> [Set problem]:
Copy every record below, exactly as written.

> [Entries provided]:
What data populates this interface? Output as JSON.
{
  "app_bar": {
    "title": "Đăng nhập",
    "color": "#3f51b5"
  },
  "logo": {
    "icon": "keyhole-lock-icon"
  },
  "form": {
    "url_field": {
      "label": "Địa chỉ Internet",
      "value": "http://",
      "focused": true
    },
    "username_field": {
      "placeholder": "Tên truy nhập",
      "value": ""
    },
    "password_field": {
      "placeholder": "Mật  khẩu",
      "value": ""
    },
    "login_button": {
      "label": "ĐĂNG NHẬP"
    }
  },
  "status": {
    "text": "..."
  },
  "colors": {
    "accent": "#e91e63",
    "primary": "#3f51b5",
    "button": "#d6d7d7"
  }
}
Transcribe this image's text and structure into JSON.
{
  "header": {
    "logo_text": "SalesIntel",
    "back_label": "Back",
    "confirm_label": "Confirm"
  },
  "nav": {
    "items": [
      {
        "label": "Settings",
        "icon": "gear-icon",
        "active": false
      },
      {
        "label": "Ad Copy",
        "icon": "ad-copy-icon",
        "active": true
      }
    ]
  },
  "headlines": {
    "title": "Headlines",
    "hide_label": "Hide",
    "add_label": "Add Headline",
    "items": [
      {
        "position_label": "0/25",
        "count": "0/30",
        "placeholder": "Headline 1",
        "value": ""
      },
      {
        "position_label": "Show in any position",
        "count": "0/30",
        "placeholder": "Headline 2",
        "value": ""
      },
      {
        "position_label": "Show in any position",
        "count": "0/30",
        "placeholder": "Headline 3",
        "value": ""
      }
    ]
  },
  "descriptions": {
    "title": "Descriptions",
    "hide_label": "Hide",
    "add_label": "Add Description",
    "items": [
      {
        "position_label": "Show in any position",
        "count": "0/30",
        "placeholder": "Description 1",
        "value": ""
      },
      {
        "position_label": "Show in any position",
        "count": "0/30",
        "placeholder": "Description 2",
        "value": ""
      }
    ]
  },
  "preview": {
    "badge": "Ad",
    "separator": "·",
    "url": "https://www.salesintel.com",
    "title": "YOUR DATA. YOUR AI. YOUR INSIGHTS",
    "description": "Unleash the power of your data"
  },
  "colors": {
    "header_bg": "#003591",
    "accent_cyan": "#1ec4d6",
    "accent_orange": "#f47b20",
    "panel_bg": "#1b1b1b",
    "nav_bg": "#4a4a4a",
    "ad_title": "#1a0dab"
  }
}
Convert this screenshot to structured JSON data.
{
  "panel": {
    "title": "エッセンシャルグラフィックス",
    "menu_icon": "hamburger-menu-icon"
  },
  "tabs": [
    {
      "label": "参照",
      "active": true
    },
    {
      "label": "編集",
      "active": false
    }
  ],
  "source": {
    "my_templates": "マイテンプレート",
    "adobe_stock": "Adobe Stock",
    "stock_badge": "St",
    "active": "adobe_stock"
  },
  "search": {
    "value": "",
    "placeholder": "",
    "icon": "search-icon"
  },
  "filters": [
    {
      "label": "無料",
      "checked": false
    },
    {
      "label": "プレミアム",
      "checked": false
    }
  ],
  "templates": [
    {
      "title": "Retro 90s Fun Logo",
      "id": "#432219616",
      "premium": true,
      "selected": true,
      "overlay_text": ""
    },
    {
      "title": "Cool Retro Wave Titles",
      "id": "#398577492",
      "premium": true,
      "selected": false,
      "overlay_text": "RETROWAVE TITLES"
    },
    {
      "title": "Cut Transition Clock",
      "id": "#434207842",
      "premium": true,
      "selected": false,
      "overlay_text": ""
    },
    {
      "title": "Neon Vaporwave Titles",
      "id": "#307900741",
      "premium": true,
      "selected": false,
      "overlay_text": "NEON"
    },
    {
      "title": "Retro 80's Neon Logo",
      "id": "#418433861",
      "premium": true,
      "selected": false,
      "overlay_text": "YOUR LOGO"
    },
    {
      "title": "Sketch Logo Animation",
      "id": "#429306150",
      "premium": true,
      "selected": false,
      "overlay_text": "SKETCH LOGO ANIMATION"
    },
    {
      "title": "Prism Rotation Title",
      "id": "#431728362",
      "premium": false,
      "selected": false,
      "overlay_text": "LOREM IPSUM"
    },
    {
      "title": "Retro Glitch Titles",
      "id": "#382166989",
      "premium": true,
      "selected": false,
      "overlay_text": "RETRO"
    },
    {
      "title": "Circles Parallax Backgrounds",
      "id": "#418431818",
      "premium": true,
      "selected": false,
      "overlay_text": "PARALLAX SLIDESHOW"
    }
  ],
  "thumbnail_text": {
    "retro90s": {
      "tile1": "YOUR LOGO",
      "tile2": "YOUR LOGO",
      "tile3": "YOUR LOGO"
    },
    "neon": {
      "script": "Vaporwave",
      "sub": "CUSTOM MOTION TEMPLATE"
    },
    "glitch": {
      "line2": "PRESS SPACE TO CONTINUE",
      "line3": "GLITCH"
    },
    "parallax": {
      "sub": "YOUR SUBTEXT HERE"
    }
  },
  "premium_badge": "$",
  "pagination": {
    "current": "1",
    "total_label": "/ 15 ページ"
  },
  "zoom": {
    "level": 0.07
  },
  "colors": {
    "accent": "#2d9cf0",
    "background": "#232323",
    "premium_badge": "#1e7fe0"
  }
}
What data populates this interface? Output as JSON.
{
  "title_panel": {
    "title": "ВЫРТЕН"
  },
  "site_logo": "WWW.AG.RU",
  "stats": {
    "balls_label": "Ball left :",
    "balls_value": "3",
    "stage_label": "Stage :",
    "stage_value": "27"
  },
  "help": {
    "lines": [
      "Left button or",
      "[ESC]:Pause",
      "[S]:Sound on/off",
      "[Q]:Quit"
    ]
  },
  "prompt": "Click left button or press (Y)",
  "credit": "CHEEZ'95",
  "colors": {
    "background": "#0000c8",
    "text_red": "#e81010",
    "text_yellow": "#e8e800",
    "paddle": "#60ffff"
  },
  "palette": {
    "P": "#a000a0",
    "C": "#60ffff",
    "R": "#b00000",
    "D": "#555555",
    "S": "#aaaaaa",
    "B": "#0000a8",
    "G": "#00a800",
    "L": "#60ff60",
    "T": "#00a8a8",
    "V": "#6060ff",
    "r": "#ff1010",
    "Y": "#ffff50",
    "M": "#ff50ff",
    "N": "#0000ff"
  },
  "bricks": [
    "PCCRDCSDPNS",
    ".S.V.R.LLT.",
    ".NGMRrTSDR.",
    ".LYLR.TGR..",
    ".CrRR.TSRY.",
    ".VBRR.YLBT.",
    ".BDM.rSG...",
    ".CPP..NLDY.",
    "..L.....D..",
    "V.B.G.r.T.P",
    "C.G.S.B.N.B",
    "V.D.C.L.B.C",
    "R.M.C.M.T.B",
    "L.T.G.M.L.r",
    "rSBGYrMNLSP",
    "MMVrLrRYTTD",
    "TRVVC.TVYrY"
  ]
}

> [Response to this exercise]:
What data populates this interface? Output as JSON.
{
  "app_bar": {
    "title": "Đăng nhập",
    "color": "#3f51b5"
  },
  "logo": {
    "icon": "keyhole-lock-icon"
  },
  "form": {
    "url_field": {
      "label": "Địa chỉ Internet",
      "value": "http://",
      "focused": true
    },
    "username_field": {
      "placeholder": "Tên truy nhập",
      "value": ""
    },
    "password_field": {
      "placeholder": "Mật  khẩu",
      "value": ""
    },
    "login_button": {
      "label": "ĐĂNG NHẬP"
    }
  },
  "status": {
    "text": "..."
  },
  "colors": {
    "accent": "#e91e63",
    "primary": "#3f51b5",
    "button": "#d6d7d7"
  }
}
Transcribe this image's text and structure into JSON.
{
  "header": {
    "logo_text": "SalesIntel",
    "back_label": "Back",
    "confirm_label": "Confirm"
  },
  "nav": {
    "items": [
      {
        "label": "Settings",
        "icon": "gear-icon",
        "active": false
      },
      {
        "label": "Ad Copy",
        "icon": "ad-copy-icon",
        "active": true
      }
    ]
  },
  "headlines": {
    "title": "Headlines",
    "hide_label": "Hide",
    "add_label": "Add Headline",
    "items": [
      {
        "position_label": "0/25",
        "count": "0/30",
        "placeholder": "Headline 1",
        "value": ""
      },
      {
        "position_label": "Show in any position",
        "count": "0/30",
        "placeholder": "Headline 2",
        "value": ""
      },
      {
        "position_label": "Show in any position",
        "count": "0/30",
        "placeholder": "Headline 3",
        "value": ""
      }
    ]
  },
  "descriptions": {
    "title": "Descriptions",
    "hide_label": "Hide",
    "add_label": "Add Description",
    "items": [
      {
        "position_label": "Show in any position",
        "count": "0/30",
        "placeholder": "Description 1",
        "value": ""
      },
      {
        "position_label": "Show in any position",
        "count": "0/30",
        "placeholder": "Description 2",
        "value": ""
      }
    ]
  },
  "preview": {
    "badge": "Ad",
    "separator": "·",
    "url": "https://www.salesintel.com",
    "title": "YOUR DATA. YOUR AI. YOUR INSIGHTS",
    "description": "Unleash the power of your data"
  },
  "colors": {
    "header_bg": "#003591",
    "accent_cyan": "#1ec4d6",
    "accent_orange": "#f47b20",
    "panel_bg": "#1b1b1b",
    "nav_bg": "#4a4a4a",
    "ad_title": "#1a0dab"
  }
}
Convert this screenshot to structured JSON data.
{
  "panel": {
    "title": "エッセンシャルグラフィックス",
    "menu_icon": "hamburger-menu-icon"
  },
  "tabs": [
    {
      "label": "参照",
      "active": true
    },
    {
      "label": "編集",
      "active": false
    }
  ],
  "source": {
    "my_templates": "マイテンプレート",
    "adobe_stock": "Adobe Stock",
    "stock_badge": "St",
    "active": "adobe_stock"
  },
  "search": {
    "value": "",
    "placeholder": "",
    "icon": "search-icon"
  },
  "filters": [
    {
      "label": "無料",
      "checked": false
    },
    {
      "label": "プレミアム",
      "checked": false
    }
  ],
  "templates": [
    {
      "title": "Retro 90s Fun Logo",
      "id": "#432219616",
      "premium": true,
      "selected": true,
      "overlay_text": ""
    },
    {
      "title": "Cool Retro Wave Titles",
      "id": "#398577492",
      "premium": true,
      "selected": false,
      "overlay_text": "RETROWAVE TITLES"
    },
    {
      "title": "Cut Transition Clock",
      "id": "#434207842",
      "premium": true,
      "selected": false,
      "overlay_text": ""
    },
    {
      "title": "Neon Vaporwave Titles",
      "id": "#307900741",
      "premium": true,
      "selected": false,
      "overlay_text": "NEON"
    },
    {
      "title": "Retro 80's Neon Logo",
      "id": "#418433861",
      "premium": true,
      "selected": false,
      "overlay_text": "YOUR LOGO"
    },
    {
      "title": "Sketch Logo Animation",
      "id": "#429306150",
      "premium": true,
      "selected": false,
      "overlay_text": "SKETCH LOGO ANIMATION"
    },
    {
      "title": "Prism Rotation Title",
      "id": "#431728362",
      "premium": false,
      "selected": false,
      "overlay_text": "LOREM IPSUM"
    },
    {
      "title": "Retro Glitch Titles",
      "id": "#382166989",
      "premium": true,
      "selected": false,
      "overlay_text": "RETRO"
    },
    {
      "title": "Circles Parallax Backgrounds",
      "id": "#418431818",
      "premium": true,
      "selected": false,
      "overlay_text": "PARALLAX SLIDESHOW"
    }
  ],
  "thumbnail_text": {
    "retro90s": {
      "tile1": "YOUR LOGO",
      "tile2": "YOUR LOGO",
      "tile3": "YOUR LOGO"
    },
    "neon": {
      "script": "Vaporwave",
      "sub": "CUSTOM MOTION TEMPLATE"
    },
    "glitch": {
      "line2": "PRESS SPACE TO CONTINUE",
      "line3": "GLITCH"
    },
    "parallax": {
      "sub": "YOUR SUBTEXT HERE"
    }
  },
  "premium_badge": "$",
  "pagination": {
    "current": "1",
    "total_label": "/ 15 ページ"
  },
  "zoom": {
    "level": 0.07
  },
  "colors": {
    "accent": "#2d9cf0",
    "background": "#232323",
    "premium_badge": "#1e7fe0"
  }
}
What data populates this interface? Output as JSON.
{
  "title_panel": {
    "title": "ВЫРТЕН"
  },
  "site_logo": "WWW.AG.RU",
  "stats": {
    "balls_label": "Ball left :",
    "balls_value": "3",
    "stage_label": "Stage :",
    "stage_value": "27"
  },
  "help": {
    "lines": [
      "Left button or",
      "[ESC]:Pause",
      "[S]:Sound on/off",
      "[Q]:Quit"
    ]
  },
  "prompt": "Click left button or press (Y)",
  "credit": "CHEEZ'95",
  "colors": {
    "background": "#0000c8",
    "text_red": "#e81010",
    "text_yellow": "#e8e800",
    "paddle": "#60ffff"
  },
  "palette": {
    "P": "#a000a0",
    "C": "#60ffff",
    "R": "#b00000",
    "D": "#555555",
    "S": "#aaaaaa",
    "B": "#0000a8",
    "G": "#00a800",
    "L": "#60ff60",
    "T": "#00a8a8",
    "V": "#6060ff",
    "r": "#ff1010",
    "Y": "#ffff50",
    "M": "#ff50ff",
    "N": "#0000ff"
  },
  "bricks": [
    "PCCRDCSDPNS",
    ".S.V.R.LLT.",
    ".NGMRrTSDR.",
    ".LYLR.TGR..",
    ".CrRR.TSRY.",
    ".VBRR.YLBT.",
    ".BDM.rSG...",
    ".CPP..NLDY.",
    "..L.....D..",
    "V.B.G.r.T.P",
    "C.G.S.B.N.B",
    "V.D.C.L.B.C",
    "R.M.C.M.T.B",
    "L.T.G.M.L.r",
    "rSBGYrMNLSP",
    "MMVrLrRYTTD",
    "TRVVC.TVYrY"
  ]
}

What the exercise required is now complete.